Structured figure records:
###

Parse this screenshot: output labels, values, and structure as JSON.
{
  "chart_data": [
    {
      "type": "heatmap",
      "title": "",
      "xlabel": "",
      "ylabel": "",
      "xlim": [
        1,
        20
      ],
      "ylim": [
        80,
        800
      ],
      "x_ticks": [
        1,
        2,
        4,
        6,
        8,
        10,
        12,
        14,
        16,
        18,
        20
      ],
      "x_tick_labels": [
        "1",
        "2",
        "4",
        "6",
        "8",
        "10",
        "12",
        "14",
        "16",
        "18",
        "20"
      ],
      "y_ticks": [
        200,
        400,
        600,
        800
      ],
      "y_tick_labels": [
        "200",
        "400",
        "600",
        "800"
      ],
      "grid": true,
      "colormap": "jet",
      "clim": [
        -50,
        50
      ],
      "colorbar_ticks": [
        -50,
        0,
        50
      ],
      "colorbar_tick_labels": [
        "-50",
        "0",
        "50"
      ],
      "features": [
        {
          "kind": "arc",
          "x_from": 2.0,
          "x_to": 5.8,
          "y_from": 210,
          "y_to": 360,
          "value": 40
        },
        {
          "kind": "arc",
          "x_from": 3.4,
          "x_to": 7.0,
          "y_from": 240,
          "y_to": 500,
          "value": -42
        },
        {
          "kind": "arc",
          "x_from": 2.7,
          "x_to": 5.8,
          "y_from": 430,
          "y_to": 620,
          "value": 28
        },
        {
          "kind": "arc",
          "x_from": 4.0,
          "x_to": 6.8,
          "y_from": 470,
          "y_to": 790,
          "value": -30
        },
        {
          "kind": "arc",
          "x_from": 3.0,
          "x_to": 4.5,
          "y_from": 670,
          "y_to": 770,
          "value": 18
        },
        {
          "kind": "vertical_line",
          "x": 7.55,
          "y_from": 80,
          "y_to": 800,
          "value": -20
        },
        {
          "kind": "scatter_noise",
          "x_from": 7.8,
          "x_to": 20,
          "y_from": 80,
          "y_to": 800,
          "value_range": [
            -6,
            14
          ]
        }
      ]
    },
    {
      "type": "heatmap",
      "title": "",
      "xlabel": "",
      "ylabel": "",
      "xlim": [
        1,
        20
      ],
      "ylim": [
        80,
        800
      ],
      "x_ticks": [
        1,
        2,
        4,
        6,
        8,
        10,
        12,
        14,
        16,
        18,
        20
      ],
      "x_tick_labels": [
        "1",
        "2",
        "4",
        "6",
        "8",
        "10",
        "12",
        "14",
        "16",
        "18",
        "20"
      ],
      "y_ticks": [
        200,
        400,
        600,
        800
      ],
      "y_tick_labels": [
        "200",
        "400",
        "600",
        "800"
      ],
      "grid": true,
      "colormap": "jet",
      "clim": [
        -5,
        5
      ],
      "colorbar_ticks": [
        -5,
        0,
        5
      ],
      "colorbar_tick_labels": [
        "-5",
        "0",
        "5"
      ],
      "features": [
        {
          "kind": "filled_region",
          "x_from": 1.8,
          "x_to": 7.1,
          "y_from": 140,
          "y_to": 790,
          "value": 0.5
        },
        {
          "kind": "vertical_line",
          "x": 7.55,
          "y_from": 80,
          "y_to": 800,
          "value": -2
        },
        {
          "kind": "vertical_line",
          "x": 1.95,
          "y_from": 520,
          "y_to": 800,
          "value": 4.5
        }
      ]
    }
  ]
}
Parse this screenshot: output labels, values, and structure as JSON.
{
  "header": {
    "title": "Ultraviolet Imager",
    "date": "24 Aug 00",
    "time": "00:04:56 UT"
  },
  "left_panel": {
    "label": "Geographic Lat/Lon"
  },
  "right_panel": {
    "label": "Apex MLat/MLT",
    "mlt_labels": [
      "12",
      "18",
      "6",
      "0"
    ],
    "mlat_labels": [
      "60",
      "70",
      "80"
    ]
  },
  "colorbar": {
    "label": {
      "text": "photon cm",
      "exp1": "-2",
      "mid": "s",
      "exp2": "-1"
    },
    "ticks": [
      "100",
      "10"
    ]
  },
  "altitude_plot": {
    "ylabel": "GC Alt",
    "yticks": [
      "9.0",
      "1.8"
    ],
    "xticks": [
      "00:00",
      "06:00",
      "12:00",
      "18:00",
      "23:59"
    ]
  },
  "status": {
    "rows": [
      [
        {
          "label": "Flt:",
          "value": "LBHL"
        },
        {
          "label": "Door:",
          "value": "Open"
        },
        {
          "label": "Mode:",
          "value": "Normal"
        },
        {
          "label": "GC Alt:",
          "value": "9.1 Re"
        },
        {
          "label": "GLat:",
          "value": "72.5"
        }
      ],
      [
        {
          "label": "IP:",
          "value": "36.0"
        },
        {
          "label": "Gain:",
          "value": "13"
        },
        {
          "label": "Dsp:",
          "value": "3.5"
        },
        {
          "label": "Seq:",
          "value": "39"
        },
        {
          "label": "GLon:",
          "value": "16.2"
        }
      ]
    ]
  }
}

###

_What is being asked:_ Type out the material again exactly as presented.

_Output of the task:_
Parse this screenshot: output labels, values, and structure as JSON.
{
  "chart_data": [
    {
      "type": "heatmap",
      "title": "",
      "xlabel": "",
      "ylabel": "",
      "xlim": [
        1,
        20
      ],
      "ylim": [
        80,
        800
      ],
      "x_ticks": [
        1,
        2,
        4,
        6,
        8,
        10,
        12,
        14,
        16,
        18,
        20
      ],
      "x_tick_labels": [
        "1",
        "2",
        "4",
        "6",
        "8",
        "10",
        "12",
        "14",
        "16",
        "18",
        "20"
      ],
      "y_ticks": [
        200,
        400,
        600,
        800
      ],
      "y_tick_labels": [
        "200",
        "400",
        "600",
        "800"
      ],
      "grid": true,
      "colormap": "jet",
      "clim": [
        -50,
        50
      ],
      "colorbar_ticks": [
        -50,
        0,
        50
      ],
      "colorbar_tick_labels": [
        "-50",
        "0",
        "50"
      ],
      "features": [
        {
          "kind": "arc",
          "x_from": 2.0,
          "x_to": 5.8,
          "y_from": 210,
          "y_to": 360,
          "value": 40
        },
        {
          "kind": "arc",
          "x_from": 3.4,
          "x_to": 7.0,
          "y_from": 240,
          "y_to": 500,
          "value": -42
        },
        {
          "kind": "arc",
          "x_from": 2.7,
          "x_to": 5.8,
          "y_from": 430,
          "y_to": 620,
          "value": 28
        },
        {
          "kind": "arc",
          "x_from": 4.0,
          "x_to": 6.8,
          "y_from": 470,
          "y_to": 790,
          "value": -30
        },
        {
          "kind": "arc",
          "x_from": 3.0,
          "x_to": 4.5,
          "y_from": 670,
          "y_to": 770,
          "value": 18
        },
        {
          "kind": "vertical_line",
          "x": 7.55,
          "y_from": 80,
          "y_to": 800,
          "value": -20
        },
        {
          "kind": "scatter_noise",
          "x_from": 7.8,
          "x_to": 20,
          "y_from": 80,
          "y_to": 800,
          "value_range": [
            -6,
            14
          ]
        }
      ]
    },
    {
      "type": "heatmap",
      "title": "",
      "xlabel": "",
      "ylabel": "",
      "xlim": [
        1,
        20
      ],
      "ylim": [
        80,
        800
      ],
      "x_ticks": [
        1,
        2,
        4,
        6,
        8,
        10,
        12,
        14,
        16,
        18,
        20
      ],
      "x_tick_labels": [
        "1",
        "2",
        "4",
        "6",
        "8",
        "10",
        "12",
        "14",
        "16",
        "18",
        "20"
      ],
      "y_ticks": [
        200,
        400,
        600,
        800
      ],
      "y_tick_labels": [
        "200",
        "400",
        "600",
        "800"
      ],
      "grid": true,
      "colormap": "jet",
      "clim": [
        -5,
        5
      ],
      "colorbar_ticks": [
        -5,
        0,
        5
      ],
      "colorbar_tick_labels": [
        "-5",
        "0",
        "5"
      ],
      "features": [
        {
          "kind": "filled_region",
          "x_from": 1.8,
          "x_to": 7.1,
          "y_from": 140,
          "y_to": 790,
          "value": 0.5
        },
        {
          "kind": "vertical_line",
          "x": 7.55,
          "y_from": 80,
          "y_to": 800,
          "value": -2
        },
        {
          "kind": "vertical_line",
          "x": 1.95,
          "y_from": 520,
          "y_to": 800,
          "value": 4.5
        }
      ]
    }
  ]
}
Parse this screenshot: output labels, values, and structure as JSON.
{
  "header": {
    "title": "Ultraviolet Imager",
    "date": "24 Aug 00",
    "time": "00:04:56 UT"
  },
  "left_panel": {
    "label": "Geographic Lat/Lon"
  },
  "right_panel": {
    "label": "Apex MLat/MLT",
    "mlt_labels": [
      "12",
      "18",
      "6",
      "0"
    ],
    "mlat_labels": [
      "60",
      "70",
      "80"
    ]
  },
  "colorbar": {
    "label": {
      "text": "photon cm",
      "exp1": "-2",
      "mid": "s",
      "exp2": "-1"
    },
    "ticks": [
      "100",
      "10"
    ]
  },
  "altitude_plot": {
    "ylabel": "GC Alt",
    "yticks": [
      "9.0",
      "1.8"
    ],
    "xticks": [
      "00:00",
      "06:00",
      "12:00",
      "18:00",
      "23:59"
    ]
  },
  "status": {
    "rows": [
      [
        {
          "label": "Flt:",
          "value": "LBHL"
        },
        {
          "label": "Door:",
          "value": "Open"
        },
        {
          "label": "Mode:",
          "value": "Normal"
        },
        {
          "label": "GC Alt:",
          "value": "9.1 Re"
        },
        {
          "label": "GLat:",
          "value": "72.5"
        }
      ],
      [
        {
          "label": "IP:",
          "value": "36.0"
        },
        {
          "label": "Gain:",
          "value": "13"
        },
        {
          "label": "Dsp:",
          "value": "3.5"
        },
        {
          "label": "Seq:",
          "value": "39"
        },
        {
          "label": "GLon:",
          "value": "16.2"
        }
      ]
    ]
  }
}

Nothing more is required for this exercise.